WORK TO BE COMPLETED » Gather, from the listing beneath this task, every line holding the string "Adegunloye".
--- Start RECORDS FOR THE TASK ---
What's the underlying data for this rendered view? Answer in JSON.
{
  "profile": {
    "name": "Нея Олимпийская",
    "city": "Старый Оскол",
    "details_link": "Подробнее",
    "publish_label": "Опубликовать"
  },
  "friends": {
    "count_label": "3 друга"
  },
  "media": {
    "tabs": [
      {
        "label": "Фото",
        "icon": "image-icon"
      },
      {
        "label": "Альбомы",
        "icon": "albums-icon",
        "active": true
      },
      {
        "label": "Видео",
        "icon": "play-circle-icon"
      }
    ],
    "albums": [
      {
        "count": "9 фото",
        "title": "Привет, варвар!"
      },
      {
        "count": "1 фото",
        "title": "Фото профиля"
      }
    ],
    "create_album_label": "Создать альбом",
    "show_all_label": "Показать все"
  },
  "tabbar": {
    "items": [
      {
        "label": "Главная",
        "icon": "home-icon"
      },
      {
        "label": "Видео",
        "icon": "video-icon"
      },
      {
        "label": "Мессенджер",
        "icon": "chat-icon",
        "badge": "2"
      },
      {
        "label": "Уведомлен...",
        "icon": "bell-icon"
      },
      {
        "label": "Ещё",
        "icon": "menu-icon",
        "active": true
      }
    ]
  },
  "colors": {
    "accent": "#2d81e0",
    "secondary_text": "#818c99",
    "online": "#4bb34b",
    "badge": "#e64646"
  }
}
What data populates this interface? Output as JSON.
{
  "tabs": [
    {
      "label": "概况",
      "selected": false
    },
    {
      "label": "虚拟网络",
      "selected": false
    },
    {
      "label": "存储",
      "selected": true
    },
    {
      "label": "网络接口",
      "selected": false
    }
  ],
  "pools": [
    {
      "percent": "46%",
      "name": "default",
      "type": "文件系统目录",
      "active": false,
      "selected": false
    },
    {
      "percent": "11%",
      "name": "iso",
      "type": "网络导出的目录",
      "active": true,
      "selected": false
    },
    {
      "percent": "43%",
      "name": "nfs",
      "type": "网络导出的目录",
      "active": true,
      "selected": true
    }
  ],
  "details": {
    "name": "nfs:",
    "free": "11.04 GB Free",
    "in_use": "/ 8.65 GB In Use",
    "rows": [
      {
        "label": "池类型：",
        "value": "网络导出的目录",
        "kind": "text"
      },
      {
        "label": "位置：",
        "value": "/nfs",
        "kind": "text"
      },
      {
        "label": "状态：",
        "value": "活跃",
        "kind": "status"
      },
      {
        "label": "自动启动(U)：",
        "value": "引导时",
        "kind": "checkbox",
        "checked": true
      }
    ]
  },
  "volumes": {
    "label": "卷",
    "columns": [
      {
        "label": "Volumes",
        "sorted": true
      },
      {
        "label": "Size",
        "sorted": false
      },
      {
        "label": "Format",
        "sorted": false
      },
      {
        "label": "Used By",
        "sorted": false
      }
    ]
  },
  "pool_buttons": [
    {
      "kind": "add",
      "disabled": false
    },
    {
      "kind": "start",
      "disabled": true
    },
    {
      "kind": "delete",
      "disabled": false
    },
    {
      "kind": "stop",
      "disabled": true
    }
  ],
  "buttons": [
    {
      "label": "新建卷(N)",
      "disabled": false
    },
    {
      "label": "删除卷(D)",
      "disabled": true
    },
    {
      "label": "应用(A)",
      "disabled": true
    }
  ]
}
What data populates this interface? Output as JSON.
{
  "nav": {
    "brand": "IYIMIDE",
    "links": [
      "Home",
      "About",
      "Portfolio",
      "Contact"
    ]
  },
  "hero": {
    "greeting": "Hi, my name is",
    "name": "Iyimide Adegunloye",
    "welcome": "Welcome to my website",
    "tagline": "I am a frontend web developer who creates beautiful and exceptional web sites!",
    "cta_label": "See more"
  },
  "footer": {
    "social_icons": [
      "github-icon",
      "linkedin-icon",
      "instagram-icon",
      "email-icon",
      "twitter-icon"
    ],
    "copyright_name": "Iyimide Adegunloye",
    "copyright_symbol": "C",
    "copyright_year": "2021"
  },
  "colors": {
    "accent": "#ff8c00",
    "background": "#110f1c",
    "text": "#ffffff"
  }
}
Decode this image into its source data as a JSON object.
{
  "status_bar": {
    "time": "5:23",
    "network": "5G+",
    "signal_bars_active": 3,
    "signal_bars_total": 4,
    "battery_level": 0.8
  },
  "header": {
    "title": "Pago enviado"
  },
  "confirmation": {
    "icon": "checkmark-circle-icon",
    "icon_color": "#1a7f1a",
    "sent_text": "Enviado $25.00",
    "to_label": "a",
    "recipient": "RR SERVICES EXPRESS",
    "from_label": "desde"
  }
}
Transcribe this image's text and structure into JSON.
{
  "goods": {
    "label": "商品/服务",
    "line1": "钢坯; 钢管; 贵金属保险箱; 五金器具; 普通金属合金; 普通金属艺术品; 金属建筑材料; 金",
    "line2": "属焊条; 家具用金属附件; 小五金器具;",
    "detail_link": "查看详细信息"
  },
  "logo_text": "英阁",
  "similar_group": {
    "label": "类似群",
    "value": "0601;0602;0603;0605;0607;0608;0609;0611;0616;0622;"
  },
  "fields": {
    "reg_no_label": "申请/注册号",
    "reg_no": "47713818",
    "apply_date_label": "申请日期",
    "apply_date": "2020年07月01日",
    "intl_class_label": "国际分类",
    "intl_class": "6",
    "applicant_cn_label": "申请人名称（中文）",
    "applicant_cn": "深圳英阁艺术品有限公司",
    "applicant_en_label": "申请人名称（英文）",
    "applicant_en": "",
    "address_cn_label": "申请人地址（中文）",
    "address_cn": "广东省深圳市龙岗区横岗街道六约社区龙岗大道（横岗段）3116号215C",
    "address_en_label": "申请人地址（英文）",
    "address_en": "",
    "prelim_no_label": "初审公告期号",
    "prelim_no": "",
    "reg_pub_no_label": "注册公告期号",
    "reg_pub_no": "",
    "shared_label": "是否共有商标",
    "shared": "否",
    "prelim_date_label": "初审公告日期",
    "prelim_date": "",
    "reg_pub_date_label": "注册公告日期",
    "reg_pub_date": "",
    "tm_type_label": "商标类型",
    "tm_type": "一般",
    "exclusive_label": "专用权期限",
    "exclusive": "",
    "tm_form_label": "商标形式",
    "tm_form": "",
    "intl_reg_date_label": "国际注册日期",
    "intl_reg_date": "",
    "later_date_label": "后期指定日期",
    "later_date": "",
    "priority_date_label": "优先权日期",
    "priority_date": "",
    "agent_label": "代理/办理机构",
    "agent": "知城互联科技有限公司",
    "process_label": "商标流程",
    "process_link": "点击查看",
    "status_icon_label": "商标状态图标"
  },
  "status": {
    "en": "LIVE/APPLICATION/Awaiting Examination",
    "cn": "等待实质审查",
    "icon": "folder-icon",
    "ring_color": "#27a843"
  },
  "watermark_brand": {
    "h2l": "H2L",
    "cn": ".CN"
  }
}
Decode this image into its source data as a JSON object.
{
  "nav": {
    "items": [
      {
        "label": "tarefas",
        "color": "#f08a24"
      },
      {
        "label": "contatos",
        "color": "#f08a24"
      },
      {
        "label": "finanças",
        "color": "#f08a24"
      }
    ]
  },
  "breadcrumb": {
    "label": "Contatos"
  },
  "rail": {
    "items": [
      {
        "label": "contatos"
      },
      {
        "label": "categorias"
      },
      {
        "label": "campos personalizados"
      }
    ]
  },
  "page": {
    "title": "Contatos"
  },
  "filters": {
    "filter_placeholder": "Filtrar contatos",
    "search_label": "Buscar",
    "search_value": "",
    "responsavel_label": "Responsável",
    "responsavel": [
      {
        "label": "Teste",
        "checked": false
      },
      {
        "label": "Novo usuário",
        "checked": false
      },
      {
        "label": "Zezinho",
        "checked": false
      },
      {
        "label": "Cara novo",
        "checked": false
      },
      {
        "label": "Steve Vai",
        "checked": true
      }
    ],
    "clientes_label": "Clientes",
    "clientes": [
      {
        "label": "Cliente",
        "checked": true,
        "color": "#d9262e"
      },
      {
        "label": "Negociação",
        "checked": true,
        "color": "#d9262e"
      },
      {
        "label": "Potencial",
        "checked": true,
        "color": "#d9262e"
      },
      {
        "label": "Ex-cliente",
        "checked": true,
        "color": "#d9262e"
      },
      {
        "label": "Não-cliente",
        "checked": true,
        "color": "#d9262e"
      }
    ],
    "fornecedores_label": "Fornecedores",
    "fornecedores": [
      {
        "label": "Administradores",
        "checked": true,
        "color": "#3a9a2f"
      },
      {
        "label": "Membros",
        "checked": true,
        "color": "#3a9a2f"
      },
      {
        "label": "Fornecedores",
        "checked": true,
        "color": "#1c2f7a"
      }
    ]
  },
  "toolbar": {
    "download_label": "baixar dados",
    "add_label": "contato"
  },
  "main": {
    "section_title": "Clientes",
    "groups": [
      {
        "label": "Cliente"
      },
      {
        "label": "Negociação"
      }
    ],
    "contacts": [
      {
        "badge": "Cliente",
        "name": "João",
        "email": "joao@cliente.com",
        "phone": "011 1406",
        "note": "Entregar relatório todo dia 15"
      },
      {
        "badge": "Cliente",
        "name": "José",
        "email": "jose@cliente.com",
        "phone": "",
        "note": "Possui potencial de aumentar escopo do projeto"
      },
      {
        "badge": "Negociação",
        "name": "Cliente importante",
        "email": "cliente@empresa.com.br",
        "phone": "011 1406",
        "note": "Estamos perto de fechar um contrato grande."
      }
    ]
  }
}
--- End RECORDS FOR THE TASK ---
RESPONSE TO THIS EXERCISE »
    "name": "Iyimide Adegunloye",
    "copyright_name": "Iyimide Adegunloye",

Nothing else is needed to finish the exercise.